**PROBLEMS TO SOLVE:**
(1) Answer these from the Frank Shamrock interview below:
(a) In what year did professional mixed martial arts start in the United States?
(b) Who is Shamrock's opponent in the Feb. 10 main event?
(c) How many times does Shamrock say he wants to fight this year?
(2) Carry on the Frank Shamrock interview below from its last line.

*** TEXT BLOCK Section Begins ***

Professional mixed martial arts didn't start in the United States until 1993, and the sport resembled very little of what you see today. It wasn't until Frank Shamrock came onto the scene during the latter part of the 20th century that the sport really began to evolve.
It was around the time of Shamrock's emergence when MMA fighters began showing well-rounded skills of being able to fight both standing up and on the ground. Shamrock was one of the sport's true dual threats with his catch wrestling style and tremendous kickboxing skills.
Shamrock would emerge as a five-time UFC middleweight champion before going into a state of inactivity at the turn of the century. He turned to other business interests, and while he continued to train actively, he has fought just three times since 1999. But Shamrock will fight for the first time since last March in the main event of Showtime's and EliteXC's first-ever card on Feb. 10 in Southaven, Miss., against Renzo Gracie.
According to Shamrock, Saturday's match will mark his full-time return to the sport he helped redefine in the late '90s.
Q: You've fought just three times since 1999. With this match for EliteXC against Renzo Gracie, will you fight more frequently?
FS: Oh yeah, most definitely. My goal is to get back in full time and make a run of it like I did in the late '90s.
Q: Ideally, how many times would you like to fight this year?
FS: This year I'm looking to fight three times.
|Frank Shamrock works on his kicks prior to fighting Renzo Gracie. (Tom Casino/EliteXC)|
FS: Well, the competition level has definitely gone up, but you know I haven't missed a day of training since the day I started and I have 100 percent confidence that I can come back in and dominate the sport.
Q: You haven't lost since 1997, and you've fought some top-level guys like Tito Ortiz, Bas Rutten, and Jeremy Horn. Of all the fighters you've faced in your career, who do you feel has been the toughest?

*** TEXT BLOCK Section Ends ***
*** PROVIDED MATERIAL Section Begins ***

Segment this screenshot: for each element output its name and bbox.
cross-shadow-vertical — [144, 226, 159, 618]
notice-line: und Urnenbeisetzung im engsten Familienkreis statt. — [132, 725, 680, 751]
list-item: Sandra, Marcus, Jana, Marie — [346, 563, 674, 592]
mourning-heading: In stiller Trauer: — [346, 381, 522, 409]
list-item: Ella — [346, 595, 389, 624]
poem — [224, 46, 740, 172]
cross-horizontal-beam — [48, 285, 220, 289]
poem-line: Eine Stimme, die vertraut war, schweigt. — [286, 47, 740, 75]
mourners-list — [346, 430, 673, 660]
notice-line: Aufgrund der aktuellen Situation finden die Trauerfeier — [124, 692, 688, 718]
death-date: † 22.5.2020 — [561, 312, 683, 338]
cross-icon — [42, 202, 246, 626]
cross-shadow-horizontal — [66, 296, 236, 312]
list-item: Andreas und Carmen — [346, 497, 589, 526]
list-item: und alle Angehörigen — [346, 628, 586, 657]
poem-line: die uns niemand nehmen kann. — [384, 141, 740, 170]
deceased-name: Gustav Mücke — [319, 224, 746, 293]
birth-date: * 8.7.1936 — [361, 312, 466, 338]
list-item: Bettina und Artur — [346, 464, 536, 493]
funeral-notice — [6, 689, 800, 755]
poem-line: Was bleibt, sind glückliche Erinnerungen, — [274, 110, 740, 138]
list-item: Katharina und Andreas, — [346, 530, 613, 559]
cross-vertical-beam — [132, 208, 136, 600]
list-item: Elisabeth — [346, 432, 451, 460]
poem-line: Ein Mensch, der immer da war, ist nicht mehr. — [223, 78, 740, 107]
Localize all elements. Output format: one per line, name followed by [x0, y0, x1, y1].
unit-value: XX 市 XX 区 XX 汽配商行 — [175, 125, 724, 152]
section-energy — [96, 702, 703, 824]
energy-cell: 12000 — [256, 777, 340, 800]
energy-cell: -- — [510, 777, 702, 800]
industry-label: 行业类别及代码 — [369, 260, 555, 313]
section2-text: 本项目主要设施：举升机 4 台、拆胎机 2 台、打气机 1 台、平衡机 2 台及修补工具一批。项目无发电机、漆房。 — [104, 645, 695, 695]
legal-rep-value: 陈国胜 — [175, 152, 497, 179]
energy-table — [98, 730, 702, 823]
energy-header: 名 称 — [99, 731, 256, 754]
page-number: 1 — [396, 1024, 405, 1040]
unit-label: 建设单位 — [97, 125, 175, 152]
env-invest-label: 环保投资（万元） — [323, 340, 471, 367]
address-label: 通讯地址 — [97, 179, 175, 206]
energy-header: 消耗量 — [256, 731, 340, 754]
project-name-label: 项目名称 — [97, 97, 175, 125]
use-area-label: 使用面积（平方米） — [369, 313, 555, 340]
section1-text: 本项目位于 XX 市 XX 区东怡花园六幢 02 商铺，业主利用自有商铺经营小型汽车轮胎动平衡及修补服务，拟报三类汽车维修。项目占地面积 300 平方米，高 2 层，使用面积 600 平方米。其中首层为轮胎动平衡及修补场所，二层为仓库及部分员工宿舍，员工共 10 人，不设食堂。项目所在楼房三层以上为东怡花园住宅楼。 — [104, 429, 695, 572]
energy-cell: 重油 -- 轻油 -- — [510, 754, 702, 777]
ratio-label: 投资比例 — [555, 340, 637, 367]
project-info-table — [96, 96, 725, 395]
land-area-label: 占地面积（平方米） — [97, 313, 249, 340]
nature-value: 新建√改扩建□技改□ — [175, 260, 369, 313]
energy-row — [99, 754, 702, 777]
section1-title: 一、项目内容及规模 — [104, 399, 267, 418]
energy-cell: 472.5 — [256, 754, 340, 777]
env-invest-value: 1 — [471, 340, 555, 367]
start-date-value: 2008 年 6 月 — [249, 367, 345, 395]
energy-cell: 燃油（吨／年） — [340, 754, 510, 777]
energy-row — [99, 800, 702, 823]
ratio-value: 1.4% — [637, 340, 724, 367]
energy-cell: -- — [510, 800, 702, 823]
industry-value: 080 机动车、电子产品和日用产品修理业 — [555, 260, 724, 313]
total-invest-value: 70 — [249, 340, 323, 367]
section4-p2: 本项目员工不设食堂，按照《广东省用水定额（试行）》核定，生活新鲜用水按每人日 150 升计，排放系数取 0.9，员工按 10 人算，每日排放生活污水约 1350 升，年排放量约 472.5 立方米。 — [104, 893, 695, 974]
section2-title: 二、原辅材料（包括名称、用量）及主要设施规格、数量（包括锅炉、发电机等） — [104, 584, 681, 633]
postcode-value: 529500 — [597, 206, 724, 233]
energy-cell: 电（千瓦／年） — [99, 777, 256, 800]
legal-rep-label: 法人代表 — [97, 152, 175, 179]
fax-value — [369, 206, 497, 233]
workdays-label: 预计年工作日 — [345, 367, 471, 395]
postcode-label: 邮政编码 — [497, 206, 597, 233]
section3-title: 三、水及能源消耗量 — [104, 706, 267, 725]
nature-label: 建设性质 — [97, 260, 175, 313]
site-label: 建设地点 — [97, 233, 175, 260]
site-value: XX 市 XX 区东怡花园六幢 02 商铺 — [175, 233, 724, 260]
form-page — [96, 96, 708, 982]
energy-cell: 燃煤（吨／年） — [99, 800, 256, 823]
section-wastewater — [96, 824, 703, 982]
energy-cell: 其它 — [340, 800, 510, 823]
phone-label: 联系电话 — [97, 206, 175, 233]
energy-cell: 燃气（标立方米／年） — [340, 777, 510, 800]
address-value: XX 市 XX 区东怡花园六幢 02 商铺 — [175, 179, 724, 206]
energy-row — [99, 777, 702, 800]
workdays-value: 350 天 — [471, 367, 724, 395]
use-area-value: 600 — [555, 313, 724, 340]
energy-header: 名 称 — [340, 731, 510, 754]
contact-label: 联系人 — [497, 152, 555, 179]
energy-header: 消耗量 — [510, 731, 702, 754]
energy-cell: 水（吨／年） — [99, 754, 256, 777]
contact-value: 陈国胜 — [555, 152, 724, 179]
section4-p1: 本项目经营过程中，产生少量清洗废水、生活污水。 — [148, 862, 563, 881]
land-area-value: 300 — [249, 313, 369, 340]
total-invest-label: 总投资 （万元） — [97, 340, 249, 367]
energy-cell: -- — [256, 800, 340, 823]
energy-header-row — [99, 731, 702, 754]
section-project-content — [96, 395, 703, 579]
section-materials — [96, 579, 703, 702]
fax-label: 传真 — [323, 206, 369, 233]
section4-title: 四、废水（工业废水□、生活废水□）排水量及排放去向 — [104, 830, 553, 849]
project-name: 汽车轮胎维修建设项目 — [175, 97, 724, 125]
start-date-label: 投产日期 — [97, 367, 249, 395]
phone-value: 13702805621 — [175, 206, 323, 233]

*** PROVIDED MATERIAL Section Ends ***

**RESULTS:**
(1)
(a) 1993
(b) Renzo Gracie
(c) Three times

(2)
FS: The toughest physically was Tito Ortiz. He had 20 pounds on me, and he had a style that didn't mesh well with mine. Then my toughest fight ever was with a gentleman named Enson Inoue in Japan. He had about 20 pounds on me, and he about finished me off before I knocked him out.
Q: This will be the debut card for EliteXC and Showtime. What's it been like working with them so far?
FS: It's been great. They're a real company with a real vision for mixed martial arts. Them having Showtime and them having key management and quality people involved made my decision to go with them easy. They've been ultra-supportive of everything. I'm an old guy in the sport that's set in my ways in certain areas, but they've been so supportive that I can't say enough. I'm glad to see more companies making a serious run at MMA.
Q: Do you have a multifight deal signed with EliteXC?
FS: I do. Yes. I have six fights total with them. That's basically two fights a year. I'm also interested in doing some boxing and maybe even some pro kickboxing again.
Q: Renzo is known for his prowess on the ground. But in addition to being a respected striker, you're also strong on the ground as well. Can you talk about the differences between Renzo's Brazilian Jiu Jitsu style and your catch wrestling style?
FS: Renzo is a traditional Brazilian Jiu Jitsu stylist, which is they prefer the top dominant position but they do good work from their back. They're your basic passive martial arts system turned combative. And then submission wrestling, or "catch as catch can" wrestling, which is where I did the majority of my studies, and all of my beginning studies, it's basically the opposite. No position really matters. The development is on gross motor skill (and) explosive movement. And the theory behind submission wrestling is that you wrestle as fast as you can, do as many positions as you can so you have as many opportunities as you can to win the match.
Q: During the media conference call you said you respected Renzo more than certain members of your own family. You then went on to say you respected Renzo for the level of competition he's faced while certain members in his family have taken some easy fights in an attempt to protect their family name. Were you referring to any Gracies in particular?
FS: No. It is what it is. They were the first name to brand themselves in this sport and to take advantage of that brand. But I've always wanted to fight the Gracies because I've always felt that they were the name. When you talk about the world of fighting, Renzo is the only one that's stepped up and fought real fighters, the rest of them just hang out.
Q: Have you changed anything in your training routine specifically for Renzo?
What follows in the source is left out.